Le 28 mars 2023, le Conseil de l’UE a formellement adopté – non sans difficulté (voir plus loin) la proposition de règlement révisant les normes d’émission de CO2 des véhicules légers. Cette proposition législative est issue du paquet politique et législatif « Fit for 55 [%] », qui avait été présenté par la Commission le 14 juillet 2021 (lire notre brève). Ce paquet vise à adapter plusieurs actes législatifs de l’UE dans le domaine climat-énergie pour mettre concrètement en œuvre le nouvel objectif de réduction d’au moins 55% des émissions de GES d’ici 2030 (par rapport à 1990) (lire notre article).

 

Objet de la proposition

L’objectif du règlement ainsi adopté le 28 mars 2023 est de réviser et de renforcer le règlement (UE) 2019/631 établissant des normes de performance en matière d’émissions de CO2 pour les voitures particulières (VP) neuves et pour les véhicules utilitaires légers (VUL, c’est-à-dire les camionnettes) neufs. Il s’agit des émissions spécifiques (unitaires) de CO2 des VP et VUL neufs (mesurées en g/kmCO2), les VP et les VUL étant regroupés sous le terme de véhicules légers (par opposition aux véhicules lourds : camions, bus et autocars). Ainsi, la proposition législative vise à réduire fortement les émissions de CO2 des véhicules routiers légers, en mettant en place un objectif plus ambitieux de fin de mise en vente de véhicules thermiques (essence, diesel) en 2035. Le but est donc de favoriser le déploiement des véhicules dits « zéro émission » et de stimuler les innovations technologiques des constructeurs européens. Lire la proposition.

(Entrées tirées d'une collection)
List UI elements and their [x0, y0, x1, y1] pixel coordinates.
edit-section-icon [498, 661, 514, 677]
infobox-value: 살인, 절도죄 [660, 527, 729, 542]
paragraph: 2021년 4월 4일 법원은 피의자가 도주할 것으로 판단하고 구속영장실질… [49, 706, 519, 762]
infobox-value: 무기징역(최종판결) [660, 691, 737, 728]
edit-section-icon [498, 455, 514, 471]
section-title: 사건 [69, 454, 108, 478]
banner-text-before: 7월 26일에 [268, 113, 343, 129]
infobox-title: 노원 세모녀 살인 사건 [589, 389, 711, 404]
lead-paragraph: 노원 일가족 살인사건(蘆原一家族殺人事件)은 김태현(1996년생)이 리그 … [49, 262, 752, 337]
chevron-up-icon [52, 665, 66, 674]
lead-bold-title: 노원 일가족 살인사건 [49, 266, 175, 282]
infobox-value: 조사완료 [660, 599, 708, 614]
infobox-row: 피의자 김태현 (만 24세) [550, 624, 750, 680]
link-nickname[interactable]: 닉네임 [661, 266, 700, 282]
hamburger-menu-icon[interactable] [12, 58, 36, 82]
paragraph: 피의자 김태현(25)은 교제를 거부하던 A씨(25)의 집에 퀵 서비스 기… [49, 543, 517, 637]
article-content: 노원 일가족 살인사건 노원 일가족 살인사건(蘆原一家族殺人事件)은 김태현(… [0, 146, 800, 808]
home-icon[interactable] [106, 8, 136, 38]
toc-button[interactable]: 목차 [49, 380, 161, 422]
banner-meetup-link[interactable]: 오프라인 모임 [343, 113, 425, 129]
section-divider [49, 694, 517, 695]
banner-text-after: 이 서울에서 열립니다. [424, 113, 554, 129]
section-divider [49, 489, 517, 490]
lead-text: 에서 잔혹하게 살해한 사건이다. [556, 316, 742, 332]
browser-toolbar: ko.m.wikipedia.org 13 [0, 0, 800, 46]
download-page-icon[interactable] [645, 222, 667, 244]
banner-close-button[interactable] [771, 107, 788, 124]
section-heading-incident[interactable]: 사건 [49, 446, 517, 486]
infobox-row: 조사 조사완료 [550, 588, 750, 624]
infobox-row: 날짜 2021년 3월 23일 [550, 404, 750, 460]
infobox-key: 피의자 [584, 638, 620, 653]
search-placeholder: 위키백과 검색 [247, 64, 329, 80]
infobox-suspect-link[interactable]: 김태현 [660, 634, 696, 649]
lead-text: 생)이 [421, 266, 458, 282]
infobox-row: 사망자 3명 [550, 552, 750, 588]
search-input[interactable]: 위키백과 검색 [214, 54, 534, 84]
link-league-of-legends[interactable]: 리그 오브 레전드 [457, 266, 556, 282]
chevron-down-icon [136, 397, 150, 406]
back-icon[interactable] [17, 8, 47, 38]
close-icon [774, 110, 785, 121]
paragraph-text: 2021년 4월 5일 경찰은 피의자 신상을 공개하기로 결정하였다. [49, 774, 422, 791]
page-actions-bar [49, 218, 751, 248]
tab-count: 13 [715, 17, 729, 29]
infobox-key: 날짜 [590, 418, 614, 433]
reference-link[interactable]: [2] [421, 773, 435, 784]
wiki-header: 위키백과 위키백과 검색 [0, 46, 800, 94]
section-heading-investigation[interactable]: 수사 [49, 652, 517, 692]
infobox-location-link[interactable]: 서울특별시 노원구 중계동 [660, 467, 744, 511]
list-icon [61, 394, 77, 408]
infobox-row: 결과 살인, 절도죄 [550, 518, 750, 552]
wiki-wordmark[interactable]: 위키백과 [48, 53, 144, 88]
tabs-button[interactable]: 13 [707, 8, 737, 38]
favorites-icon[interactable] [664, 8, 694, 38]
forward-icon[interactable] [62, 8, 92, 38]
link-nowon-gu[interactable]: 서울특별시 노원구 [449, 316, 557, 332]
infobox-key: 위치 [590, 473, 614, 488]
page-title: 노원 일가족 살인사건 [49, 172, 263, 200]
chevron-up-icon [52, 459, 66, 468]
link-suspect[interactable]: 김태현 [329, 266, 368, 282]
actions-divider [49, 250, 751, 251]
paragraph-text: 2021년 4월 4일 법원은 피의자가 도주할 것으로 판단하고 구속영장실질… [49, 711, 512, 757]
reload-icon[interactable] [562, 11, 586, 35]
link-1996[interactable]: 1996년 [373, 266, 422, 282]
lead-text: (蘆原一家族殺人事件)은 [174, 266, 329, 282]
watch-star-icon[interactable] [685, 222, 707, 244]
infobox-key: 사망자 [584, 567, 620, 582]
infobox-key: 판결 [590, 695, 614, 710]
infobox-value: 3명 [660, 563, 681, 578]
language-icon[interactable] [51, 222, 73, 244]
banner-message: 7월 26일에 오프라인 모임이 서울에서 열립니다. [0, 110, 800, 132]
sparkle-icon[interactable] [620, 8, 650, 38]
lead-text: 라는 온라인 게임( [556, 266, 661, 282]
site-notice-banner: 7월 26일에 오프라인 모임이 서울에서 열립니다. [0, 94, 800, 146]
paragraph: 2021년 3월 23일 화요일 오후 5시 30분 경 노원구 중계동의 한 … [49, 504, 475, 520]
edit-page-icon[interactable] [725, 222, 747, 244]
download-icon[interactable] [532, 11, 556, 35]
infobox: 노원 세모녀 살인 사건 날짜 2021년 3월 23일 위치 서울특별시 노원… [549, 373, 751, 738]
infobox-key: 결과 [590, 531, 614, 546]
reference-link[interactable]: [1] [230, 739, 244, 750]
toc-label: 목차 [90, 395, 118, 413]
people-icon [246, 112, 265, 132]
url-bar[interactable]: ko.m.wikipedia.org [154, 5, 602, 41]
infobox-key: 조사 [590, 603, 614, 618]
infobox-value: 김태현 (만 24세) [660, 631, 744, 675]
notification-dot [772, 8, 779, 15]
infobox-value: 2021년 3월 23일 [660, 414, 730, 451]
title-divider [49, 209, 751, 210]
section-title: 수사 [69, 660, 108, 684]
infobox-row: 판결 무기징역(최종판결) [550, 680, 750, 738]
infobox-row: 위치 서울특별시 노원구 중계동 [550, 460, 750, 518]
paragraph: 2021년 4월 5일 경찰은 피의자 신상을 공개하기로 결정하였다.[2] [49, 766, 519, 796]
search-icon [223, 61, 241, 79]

**Consigne**: Traduisez en anglais cette phrase de l'extrait sur les normes d'émission de CO2 : « L’objectif du règlement ainsi adopté le 28 mars 2023 est de réviser et de renforcer le règlement (UE) 2019/631 établissant des normes de performance en matière d’émissions de CO2 pour les voitures particulières (VP) neuves et pour les véhicules utilitaires légers (VUL, c’est-à-dire les camionnettes) neufs. » La liste n'a aucun lien avec l'extrait.

**Réponse**: The objective of the regulation thus adopted on March 28, 2023, is to revise and strengthen Regulation (EU) 2019/631 setting CO2 emission performance standards for new passenger cars (PCs) and for new light commercial vehicles (LCVs, that is, vans).